Task inputs |
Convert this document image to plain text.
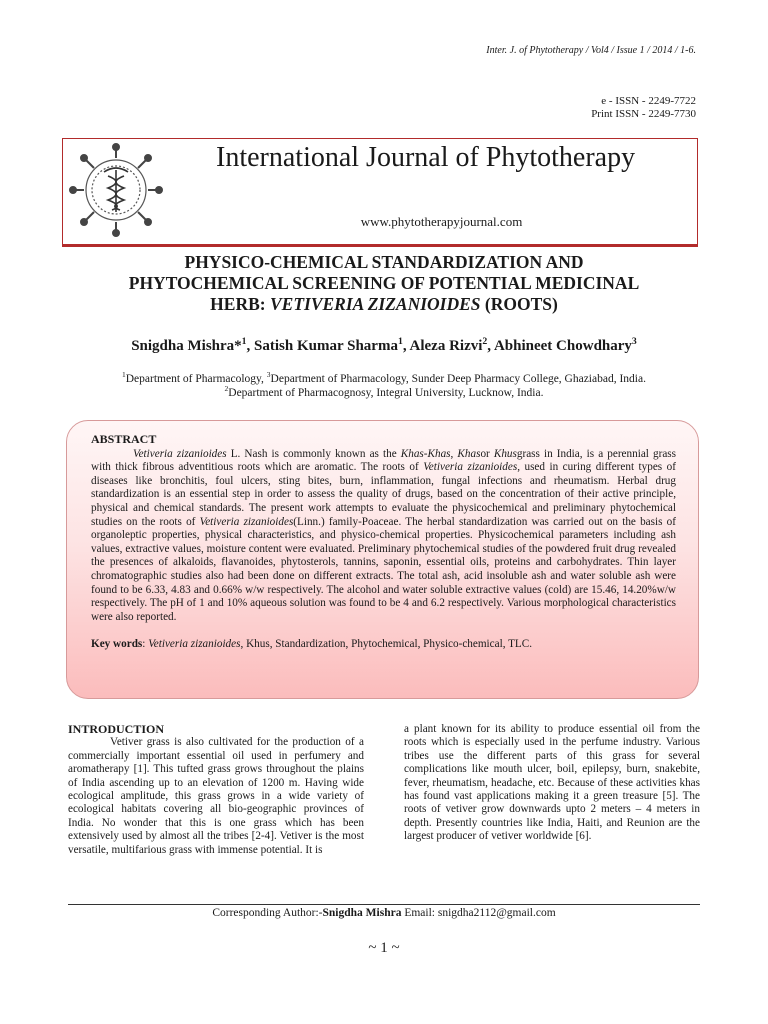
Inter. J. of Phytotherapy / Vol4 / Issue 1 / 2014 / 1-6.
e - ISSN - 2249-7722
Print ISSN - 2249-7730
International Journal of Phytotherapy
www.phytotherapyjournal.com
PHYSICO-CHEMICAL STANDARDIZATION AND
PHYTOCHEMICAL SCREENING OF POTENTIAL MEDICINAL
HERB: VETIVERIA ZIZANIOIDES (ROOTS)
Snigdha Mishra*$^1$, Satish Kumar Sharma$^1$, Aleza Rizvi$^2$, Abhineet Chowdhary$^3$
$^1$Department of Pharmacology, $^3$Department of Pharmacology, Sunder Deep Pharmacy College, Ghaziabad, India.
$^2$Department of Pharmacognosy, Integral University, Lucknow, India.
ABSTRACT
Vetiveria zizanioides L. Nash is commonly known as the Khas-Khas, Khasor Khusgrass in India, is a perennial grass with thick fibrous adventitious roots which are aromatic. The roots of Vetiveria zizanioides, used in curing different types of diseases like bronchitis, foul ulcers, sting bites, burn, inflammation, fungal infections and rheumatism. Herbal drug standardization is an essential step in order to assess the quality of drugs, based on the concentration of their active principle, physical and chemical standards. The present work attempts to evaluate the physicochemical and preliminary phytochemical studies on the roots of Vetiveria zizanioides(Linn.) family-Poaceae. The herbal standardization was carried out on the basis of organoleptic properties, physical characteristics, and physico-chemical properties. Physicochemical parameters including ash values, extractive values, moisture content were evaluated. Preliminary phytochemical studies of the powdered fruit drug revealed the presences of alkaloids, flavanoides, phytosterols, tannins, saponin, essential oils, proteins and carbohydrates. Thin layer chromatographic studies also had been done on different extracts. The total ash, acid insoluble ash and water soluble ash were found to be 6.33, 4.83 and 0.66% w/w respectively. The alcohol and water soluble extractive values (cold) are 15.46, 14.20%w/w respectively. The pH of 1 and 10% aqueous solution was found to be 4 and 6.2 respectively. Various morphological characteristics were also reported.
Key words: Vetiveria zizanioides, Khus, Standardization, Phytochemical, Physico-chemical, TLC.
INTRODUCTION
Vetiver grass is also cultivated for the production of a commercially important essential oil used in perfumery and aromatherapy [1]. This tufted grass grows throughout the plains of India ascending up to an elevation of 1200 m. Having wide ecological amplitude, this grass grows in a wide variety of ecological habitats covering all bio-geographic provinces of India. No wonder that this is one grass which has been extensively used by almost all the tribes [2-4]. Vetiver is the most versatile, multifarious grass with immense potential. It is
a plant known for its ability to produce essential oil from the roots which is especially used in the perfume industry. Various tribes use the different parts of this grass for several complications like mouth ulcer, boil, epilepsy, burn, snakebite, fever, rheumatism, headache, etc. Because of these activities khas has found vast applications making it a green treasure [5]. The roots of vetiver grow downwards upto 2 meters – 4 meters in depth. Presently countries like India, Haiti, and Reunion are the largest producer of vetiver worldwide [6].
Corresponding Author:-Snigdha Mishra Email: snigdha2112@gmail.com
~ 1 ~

==

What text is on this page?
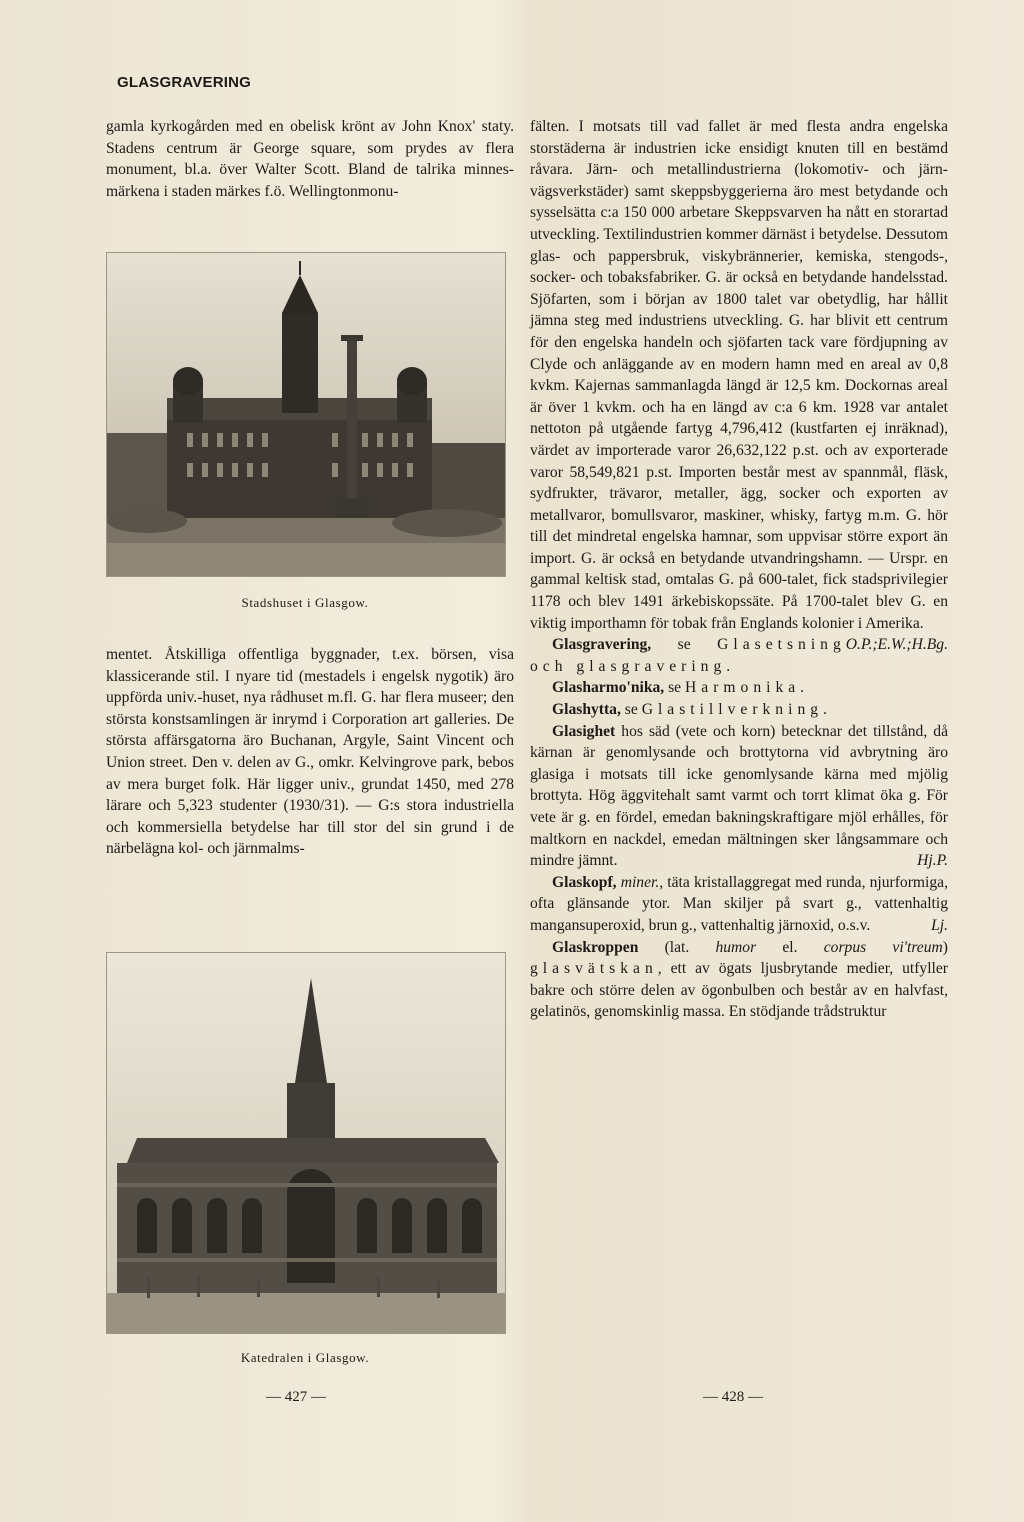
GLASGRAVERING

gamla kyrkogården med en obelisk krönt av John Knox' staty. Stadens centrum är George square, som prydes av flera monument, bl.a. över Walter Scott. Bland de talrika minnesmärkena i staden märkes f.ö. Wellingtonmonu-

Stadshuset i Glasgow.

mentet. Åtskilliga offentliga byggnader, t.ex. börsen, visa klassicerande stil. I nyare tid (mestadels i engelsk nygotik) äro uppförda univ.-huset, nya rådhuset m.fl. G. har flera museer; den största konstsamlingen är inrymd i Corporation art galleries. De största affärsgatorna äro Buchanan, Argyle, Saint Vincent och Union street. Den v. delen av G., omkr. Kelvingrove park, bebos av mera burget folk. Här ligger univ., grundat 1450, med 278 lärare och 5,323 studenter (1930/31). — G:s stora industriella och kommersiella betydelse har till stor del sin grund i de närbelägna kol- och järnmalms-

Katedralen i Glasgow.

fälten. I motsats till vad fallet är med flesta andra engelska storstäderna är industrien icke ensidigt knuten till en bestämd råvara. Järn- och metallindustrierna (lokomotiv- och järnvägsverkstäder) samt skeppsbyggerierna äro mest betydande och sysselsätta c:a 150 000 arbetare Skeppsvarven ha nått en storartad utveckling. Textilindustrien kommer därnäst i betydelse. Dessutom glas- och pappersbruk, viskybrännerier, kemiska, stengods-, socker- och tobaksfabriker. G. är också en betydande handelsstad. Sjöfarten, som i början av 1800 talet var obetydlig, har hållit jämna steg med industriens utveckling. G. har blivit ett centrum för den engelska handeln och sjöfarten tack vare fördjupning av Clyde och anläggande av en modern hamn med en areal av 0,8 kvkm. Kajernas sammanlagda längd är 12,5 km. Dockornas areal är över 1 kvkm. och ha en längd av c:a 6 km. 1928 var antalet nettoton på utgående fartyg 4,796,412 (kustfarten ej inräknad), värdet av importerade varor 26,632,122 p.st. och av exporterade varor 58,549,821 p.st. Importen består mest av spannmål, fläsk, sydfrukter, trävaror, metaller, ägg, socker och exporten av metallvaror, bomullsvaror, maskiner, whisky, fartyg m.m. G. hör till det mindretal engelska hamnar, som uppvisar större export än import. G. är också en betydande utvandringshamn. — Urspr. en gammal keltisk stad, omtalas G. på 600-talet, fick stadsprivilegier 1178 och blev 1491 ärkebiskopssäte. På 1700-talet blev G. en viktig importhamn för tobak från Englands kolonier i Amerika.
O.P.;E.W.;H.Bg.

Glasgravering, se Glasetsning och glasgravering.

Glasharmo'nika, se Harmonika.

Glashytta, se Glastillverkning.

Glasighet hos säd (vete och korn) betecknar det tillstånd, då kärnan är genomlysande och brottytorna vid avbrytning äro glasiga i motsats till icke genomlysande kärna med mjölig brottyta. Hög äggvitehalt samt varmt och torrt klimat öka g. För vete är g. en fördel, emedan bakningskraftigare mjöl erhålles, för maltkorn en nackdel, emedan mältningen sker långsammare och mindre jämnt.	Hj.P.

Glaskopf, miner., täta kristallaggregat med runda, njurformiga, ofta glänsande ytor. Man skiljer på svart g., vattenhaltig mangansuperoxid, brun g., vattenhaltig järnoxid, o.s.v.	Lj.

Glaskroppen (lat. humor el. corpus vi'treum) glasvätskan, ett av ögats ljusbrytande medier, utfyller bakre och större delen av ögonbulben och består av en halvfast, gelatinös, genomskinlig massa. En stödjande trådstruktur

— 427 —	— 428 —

Task prompt | The task calls for all lines in the entries that hold "Glasgow".

Written response |
Stadshuset i Glasgow.
Katedralen i Glasgow.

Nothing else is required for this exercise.